[START Supplied information]

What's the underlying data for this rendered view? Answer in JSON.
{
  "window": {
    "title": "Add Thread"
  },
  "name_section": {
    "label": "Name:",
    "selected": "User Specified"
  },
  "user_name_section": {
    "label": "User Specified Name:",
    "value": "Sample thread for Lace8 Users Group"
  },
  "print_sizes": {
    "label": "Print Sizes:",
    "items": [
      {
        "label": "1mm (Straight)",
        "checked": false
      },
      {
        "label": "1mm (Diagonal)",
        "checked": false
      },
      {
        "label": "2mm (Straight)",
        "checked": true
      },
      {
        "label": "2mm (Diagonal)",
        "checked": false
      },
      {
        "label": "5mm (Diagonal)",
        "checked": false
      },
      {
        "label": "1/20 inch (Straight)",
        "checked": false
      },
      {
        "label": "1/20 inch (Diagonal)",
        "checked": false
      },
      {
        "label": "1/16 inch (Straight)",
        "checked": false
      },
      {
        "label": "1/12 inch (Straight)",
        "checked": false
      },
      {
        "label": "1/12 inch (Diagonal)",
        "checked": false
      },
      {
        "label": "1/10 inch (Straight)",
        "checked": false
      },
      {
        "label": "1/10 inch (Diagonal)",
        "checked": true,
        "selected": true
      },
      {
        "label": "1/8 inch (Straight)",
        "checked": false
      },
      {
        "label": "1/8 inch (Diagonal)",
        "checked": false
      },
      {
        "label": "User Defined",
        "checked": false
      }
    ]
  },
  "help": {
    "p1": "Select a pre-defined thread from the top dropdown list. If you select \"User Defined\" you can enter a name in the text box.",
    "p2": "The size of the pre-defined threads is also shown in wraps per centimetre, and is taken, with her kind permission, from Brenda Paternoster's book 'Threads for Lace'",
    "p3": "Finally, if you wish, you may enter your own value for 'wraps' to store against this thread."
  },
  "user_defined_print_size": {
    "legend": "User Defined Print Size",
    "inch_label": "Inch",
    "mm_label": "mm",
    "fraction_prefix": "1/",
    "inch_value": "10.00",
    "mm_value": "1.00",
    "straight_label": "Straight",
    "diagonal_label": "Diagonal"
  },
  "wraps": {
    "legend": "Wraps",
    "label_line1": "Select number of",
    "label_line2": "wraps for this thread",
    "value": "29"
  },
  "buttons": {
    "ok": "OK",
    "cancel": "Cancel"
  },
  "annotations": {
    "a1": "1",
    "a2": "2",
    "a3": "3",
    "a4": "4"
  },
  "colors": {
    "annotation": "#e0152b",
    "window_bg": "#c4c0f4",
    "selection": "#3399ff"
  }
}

[END Supplied information]

§ **Task directions**: Copy every line of the entries above in which "selected" occurs.

§ **Written reply**:
    "selected": "User Specified"
        "selected": true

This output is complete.